説明

非定常状態プロフイル透過率計の方法と装置

【発明の詳細な説明】
【0001】
【産業上の利用分野】本発明は透過率などの属性を決定する際に用いられる方法と装置に係り、特にリザーバロックのコアサンプルの透過率を測定する非定常状態非破壊的方法に関する。
【0002】
【従来技術】透過率は、リザーバロックなどの多孔性材料の流体を送出する容量(ロックの流体伝導度)である。この透過率はリザーバ内の流体流の速度を決定する際の最も重要なパラメータの1つである。スラブ化または非スラブ化された全コアに対する詳細な透過率の測定の地質学的に複雑で異質な構造に対しては特に有用である。透過率の非破壊測定に「プローブ透過率計」を用いる概念は公知のものである。このような装置の1つは Edinburgh Petroleum Services で製造されている。
【0003】小径のチューブまたはプローブがリザーバから切断されたコアサンプルの表面に対して押圧される。このプローブの端部は、サンプルとプローブの間で気密封止を形成するゴム製ガスケットまたはOリングに嵌合される。この封止部分の内部を通してロックサンプルに一定の測定圧で空気または窒素が供給される。次に、このガスは、封止部分下方の点からロックサンプルを通して拡散し、わずかに半球状のパターンをなして放散し、最後に、ガスケットまたはOリングの外径部分を越えてサンプルの上面から、また大気圧に露出されるサンプルの他の表面から放出される。
【0004】プローブから送出されたガスの流量および圧力は質量流量計やロタメータおよび圧力トランスデューサや圧力ゲージなどの装置により直接測定される。流量および圧力が一定(時間的に変化しない)になると、「定常状態」が得られる。次に、上流の送出圧力および流量が記録され、透過度が計算される。この従来の定常状態法の変形例は、流量制御装置により上流の送出流量を一定に保持することからなる。上流の送出圧力が時間的に不変になると、定常状態の条件が得られ、測定がなされる。
【0005】このような定常状態測定法の1つの欠点は、定常状態になるまでに長居時間がかかる点にある。定常状態に達するまでの待ち時間は、コア材料の透過率が減少するにつれて増加する。すなわち、この待ち時間は透過率の小さなサンプルの場合20分以上になる。他の問題点は、流量を直接測定しなければならないということにある。殆どの流量測定装置は精度が単に約±1%という非常に狭い範囲にある。現在、市販されているプローブ透過率計により測定できる透過率の範囲は約0.1ミリダルシ(md)から約10,000mdの範囲にあることが要求されている。しかし、約5md以下の透過率の測定は大きなパーセント誤差を有する。本発明の目的は、リザーバロックの透過率を決定する方法と装置を提供することにある。

解くべき課題:
上の文書のうち「プローブから送出されたガスの流量および圧力は」で始まる段落を、主な事実を残して箇条書きに書き直してください。

データ一覧:
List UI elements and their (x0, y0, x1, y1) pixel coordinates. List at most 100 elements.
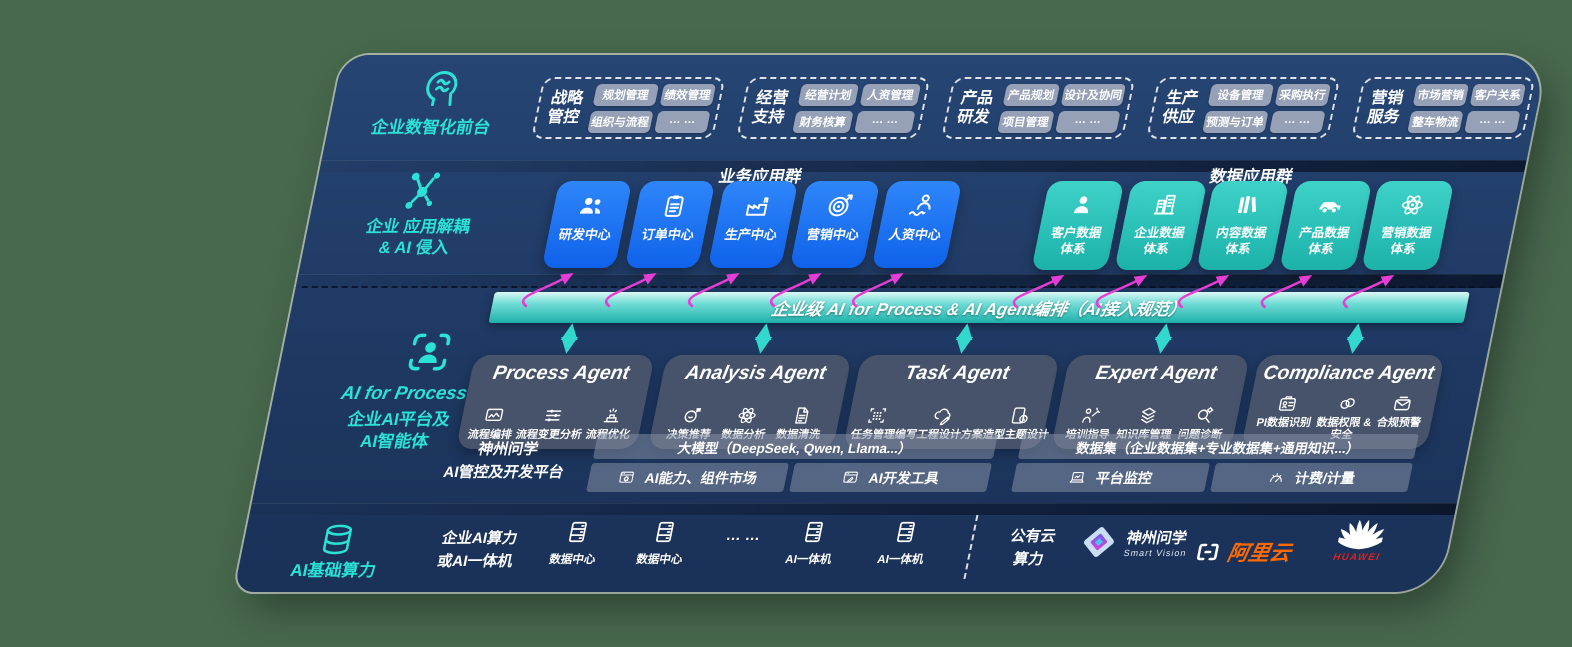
node-label: AI一体机 (876, 554, 925, 566)
cell-label: 计费/计量 (1293, 469, 1357, 486)
data-card-enterprise: 企业数据 体系 (1114, 181, 1208, 270)
task-grid-icon (864, 405, 889, 426)
compute-node: 数据中心 (618, 519, 708, 567)
chip: 设计及协同 (1060, 83, 1127, 106)
factory-icon (740, 192, 774, 220)
cell-platform-monitor: 平台监控 (1011, 463, 1210, 492)
alicloud-bracket-icon (1191, 540, 1224, 564)
stage-spark-icon (599, 405, 624, 426)
ai-orchestration-bar: 企业级 AI for Process & AI Agent编排（AI接入规范） (488, 292, 1470, 323)
chip: 产品规划 (1002, 83, 1060, 106)
app-card-label: 人资中心 (887, 227, 943, 242)
brain-head-icon (416, 67, 469, 111)
chip: 市场营销 (1412, 83, 1470, 106)
agent-item-label: 合规预警 (1375, 416, 1422, 429)
app-card-label: 生产中心 (723, 227, 779, 242)
chip: 组织与流程 (587, 110, 654, 133)
chip: 设备管理 (1207, 83, 1274, 106)
gauge-icon (1266, 469, 1286, 486)
layers-icon (1135, 405, 1160, 426)
app-card-marketing: 营销中心 (789, 181, 881, 268)
szwx-name: 神州问学 (1125, 529, 1189, 547)
id-card-icon (1275, 393, 1300, 414)
app-card-rd: 研发中心 (541, 181, 633, 268)
cell-label: AI开发工具 (867, 469, 941, 486)
data-card-customer: 客户数据 体系 (1031, 181, 1125, 270)
tablet-check-icon (1007, 405, 1032, 426)
group-name: 战略 管控 (545, 89, 585, 126)
alicloud-logo: 阿里云 (1191, 537, 1294, 567)
cell-billing: 计费/计量 (1210, 463, 1413, 492)
agent-title: Task Agent (903, 362, 1012, 384)
server-icon (649, 519, 680, 545)
huawei-name: HUAWEI (1332, 552, 1382, 563)
agent-title: Analysis Agent (683, 362, 829, 384)
agent-item: 合规预警 (1375, 393, 1426, 430)
mail-alert-icon (1390, 393, 1415, 414)
chip: 规划管理 (592, 83, 659, 106)
model-bar: 大模型（DeepSeek, Qwen, Llama...） (592, 434, 998, 459)
chip: 财务核算 (792, 110, 854, 133)
chip: 经营计划 (797, 83, 860, 106)
decouple-layer-label: 企业 应用解耦 & AI 侵入 (306, 217, 525, 260)
vertical-divider (963, 515, 979, 579)
compute-node: 数据中心 (531, 519, 621, 567)
chip: … … (1054, 110, 1121, 133)
public-cloud-label: 公有云 算力 (1008, 528, 1058, 569)
dataset-bar: 数据集（企业数据集+专业数据集+通用知识...） (1017, 434, 1419, 459)
cloud-pen-icon (930, 405, 955, 426)
huawei-flower-icon (1336, 515, 1387, 551)
chip: … … (653, 110, 711, 133)
group-operation: 经营 支持 经营计划 人资管理 财务核算 … … (735, 77, 931, 139)
group-marketing: 营销 服务 市场营销 客户关系 整车物流 … … (1350, 77, 1536, 139)
app-card-production: 生产中心 (707, 181, 799, 268)
decouple-label-line2: & AI 侵入 (376, 239, 451, 258)
agent-item-label: PI数据识别 (1255, 416, 1313, 429)
people-icon (574, 192, 608, 220)
monitor-wave-icon (481, 405, 506, 426)
chip: 项目管理 (997, 110, 1055, 133)
app-card-label: 订单中心 (640, 227, 696, 242)
chip: 预测与订单 (1202, 110, 1269, 133)
chip: … … (1464, 110, 1521, 133)
data-card-product: 产品数据 体系 (1279, 181, 1373, 270)
diagnose-icon (1191, 405, 1216, 426)
app-card-hr: 人资中心 (871, 181, 963, 268)
doc-clean-icon (789, 405, 814, 426)
chip: 客户关系 (1469, 83, 1527, 106)
ellipsis-nodes: … … (724, 527, 763, 544)
teal-connectors (560, 323, 1365, 354)
band-divider (249, 503, 1457, 515)
data-card-marketing: 营销数据 体系 (1361, 181, 1455, 270)
group-production: 生产 供应 设备管理 采购执行 预测与订单 … … (1145, 77, 1341, 139)
group-name: 经营 支持 (750, 89, 790, 126)
agent-item: 流程变更分析 (514, 405, 587, 442)
layer-dashed-line (301, 286, 1496, 288)
target-icon (822, 192, 856, 220)
car-icon (1314, 192, 1345, 218)
teacher-icon (1079, 405, 1104, 426)
model-bar-label: 大模型（DeepSeek, Qwen, Llama...） (676, 440, 914, 456)
node-label: 数据中心 (635, 554, 684, 566)
decouple-label-line1: 企业 应用解耦 (364, 218, 472, 236)
huawei-logo: HUAWEI (1326, 515, 1396, 563)
group-name: 生产 供应 (1160, 89, 1200, 126)
chip: … … (854, 110, 916, 133)
dataset-bar-label: 数据集（企业数据集+专业数据集+通用知识...） (1074, 440, 1362, 456)
alicloud-name: 阿里云 (1225, 542, 1293, 565)
scan-person-icon (399, 327, 459, 377)
chip: 整车物流 (1407, 110, 1464, 133)
group-strategy: 战略 管控 规划管理 绩效管理 组织与流程 … … (530, 77, 726, 139)
group-product: 产品 研发 产品规划 设计及协同 项目管理 … … (940, 77, 1136, 139)
platform-label-line2: AI管控及开发平台 (441, 463, 566, 481)
server-icon (890, 519, 921, 545)
laptop-chart-icon (1067, 469, 1087, 486)
data-card-label: 企业数据 体系 (1132, 226, 1186, 257)
agent-title: Compliance Agent (1261, 362, 1437, 384)
building-icon (1149, 192, 1180, 218)
chip: … … (1268, 110, 1326, 133)
agent-item: 流程编排 (466, 405, 517, 442)
data-card-label: 产品数据 体系 (1297, 226, 1351, 257)
node-label: 数据中心 (548, 554, 597, 566)
books-icon (1231, 192, 1262, 218)
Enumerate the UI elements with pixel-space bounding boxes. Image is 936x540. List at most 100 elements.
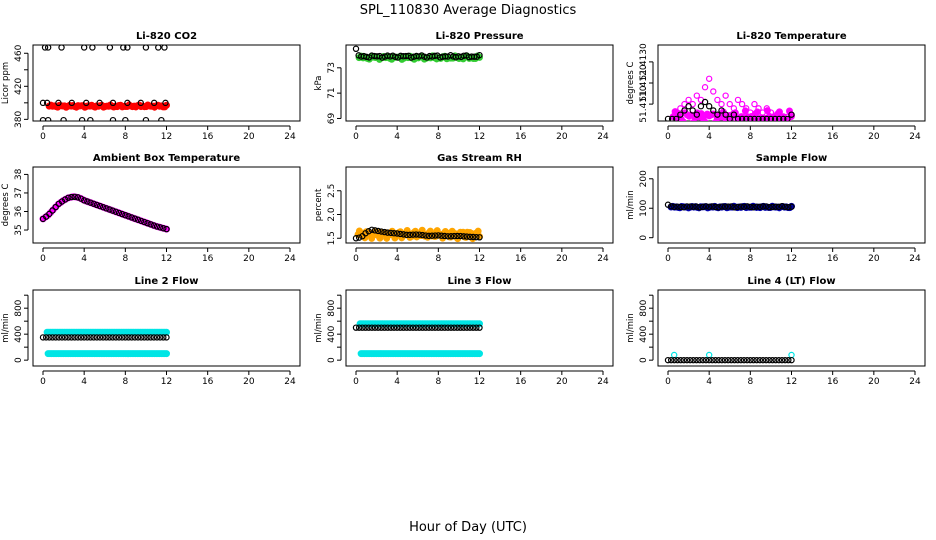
x-tick-label: 12 bbox=[161, 377, 172, 387]
x-tick-label: 16 bbox=[515, 254, 527, 264]
data-point bbox=[438, 232, 445, 239]
data-point bbox=[753, 108, 761, 116]
data-point bbox=[134, 334, 142, 341]
data-point bbox=[49, 334, 56, 341]
data-point bbox=[762, 203, 770, 210]
data-point bbox=[144, 334, 151, 341]
data-point bbox=[60, 116, 67, 121]
data-point bbox=[153, 334, 161, 341]
x-tick-label: 24 bbox=[284, 132, 296, 142]
data-point bbox=[419, 324, 426, 331]
x-tick-label: 20 bbox=[868, 377, 880, 387]
data-point bbox=[147, 334, 154, 341]
data-point bbox=[381, 228, 388, 236]
data-point bbox=[96, 202, 104, 210]
data-point bbox=[677, 203, 684, 211]
data-point bbox=[393, 230, 401, 237]
data-point bbox=[431, 232, 439, 239]
data-point bbox=[750, 356, 757, 364]
data-point bbox=[65, 194, 72, 201]
series-group bbox=[664, 75, 795, 121]
data-point bbox=[106, 45, 114, 51]
data-point bbox=[425, 324, 433, 331]
x-tick-label: 20 bbox=[868, 132, 880, 142]
data-point bbox=[460, 324, 467, 331]
series-group bbox=[664, 351, 795, 364]
data-point bbox=[705, 351, 713, 359]
x-tick-label: 4 bbox=[394, 377, 400, 387]
data-point bbox=[696, 204, 703, 211]
data-point bbox=[715, 204, 722, 211]
data-point bbox=[365, 324, 372, 331]
y-tick-label: 51.4130 bbox=[639, 43, 649, 80]
data-point bbox=[696, 356, 703, 364]
y-tick-label: 0 bbox=[639, 235, 649, 241]
data-point bbox=[476, 51, 483, 59]
y-tick-label: 400 bbox=[14, 325, 24, 342]
data-point bbox=[681, 107, 688, 114]
y-tick-label: 51.4110 bbox=[639, 85, 649, 122]
x-tick-label: 12 bbox=[474, 254, 485, 264]
data-point bbox=[743, 356, 751, 364]
data-point bbox=[422, 232, 429, 239]
data-point bbox=[441, 232, 448, 240]
data-point bbox=[374, 324, 382, 331]
x-tick-label: 24 bbox=[909, 132, 921, 142]
y-axis-label: degrees C bbox=[626, 62, 636, 105]
data-point bbox=[52, 334, 59, 341]
data-point bbox=[701, 98, 709, 106]
y-tick-label: 37 bbox=[14, 187, 24, 198]
x-tick-label: 12 bbox=[474, 132, 485, 142]
data-point bbox=[476, 234, 483, 241]
data-point bbox=[39, 116, 47, 121]
x-tick-label: 20 bbox=[243, 254, 255, 264]
data-point bbox=[734, 96, 742, 104]
y-tick-label: 100 bbox=[639, 199, 649, 216]
y-tick-label: 51.4120 bbox=[639, 64, 649, 101]
data-point bbox=[42, 334, 50, 341]
data-point bbox=[387, 324, 395, 331]
y-tick-label: 380 bbox=[14, 110, 24, 127]
data-point bbox=[355, 234, 363, 241]
data-point bbox=[352, 45, 360, 53]
data-point bbox=[709, 203, 716, 210]
x-tick-label: 20 bbox=[243, 132, 255, 142]
data-point bbox=[714, 111, 721, 118]
y-tick-label: 200 bbox=[639, 170, 649, 187]
plot-frame bbox=[657, 289, 926, 367]
x-tick-label: 16 bbox=[515, 377, 527, 387]
data-point bbox=[153, 223, 161, 230]
y-axis-label: kPa bbox=[314, 76, 324, 91]
panel-title: Gas Stream RH bbox=[437, 153, 522, 164]
data-point bbox=[163, 350, 170, 358]
data-point bbox=[397, 230, 404, 238]
data-point bbox=[74, 334, 82, 341]
data-point bbox=[469, 324, 477, 331]
y-tick-label: 0 bbox=[639, 357, 649, 363]
data-point bbox=[156, 334, 164, 341]
x-tick-label: 0 bbox=[665, 254, 671, 264]
data-point bbox=[147, 221, 154, 228]
data-point bbox=[80, 197, 88, 204]
data-point bbox=[162, 99, 169, 107]
data-point bbox=[705, 103, 713, 110]
data-point bbox=[447, 324, 455, 331]
data-point bbox=[141, 334, 148, 341]
data-point bbox=[49, 207, 56, 214]
x-tick-label: 4 bbox=[394, 132, 400, 142]
y-tick-label: 800 bbox=[14, 299, 24, 316]
data-point bbox=[769, 356, 776, 364]
data-point bbox=[103, 334, 110, 341]
plot-frame bbox=[32, 289, 301, 367]
data-point bbox=[96, 99, 103, 107]
panel-title: Li-820 Pressure bbox=[435, 31, 523, 42]
data-point bbox=[714, 96, 721, 104]
data-point bbox=[755, 115, 762, 121]
data-point bbox=[685, 103, 692, 110]
data-point bbox=[90, 334, 97, 341]
data-point bbox=[734, 356, 741, 364]
data-point bbox=[109, 116, 117, 121]
data-point bbox=[403, 324, 410, 331]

出力結果:
- プローブから送出されたガスの流量と圧力は、質量流量計やロタメータ、圧力トランスデューサや圧力ゲージなどで直接測定される。
- 流量と圧力が時間的に変化しなくなると「定常状態」になる。
- その後、上流の送出圧力と流量を記録し、透過度を計算する。
- 変形例では、流量制御装置で上流の送出流量を一定に保つ。上流の送出圧力が時間的に変化しなくなった時点で定常状態となり、測定を行う。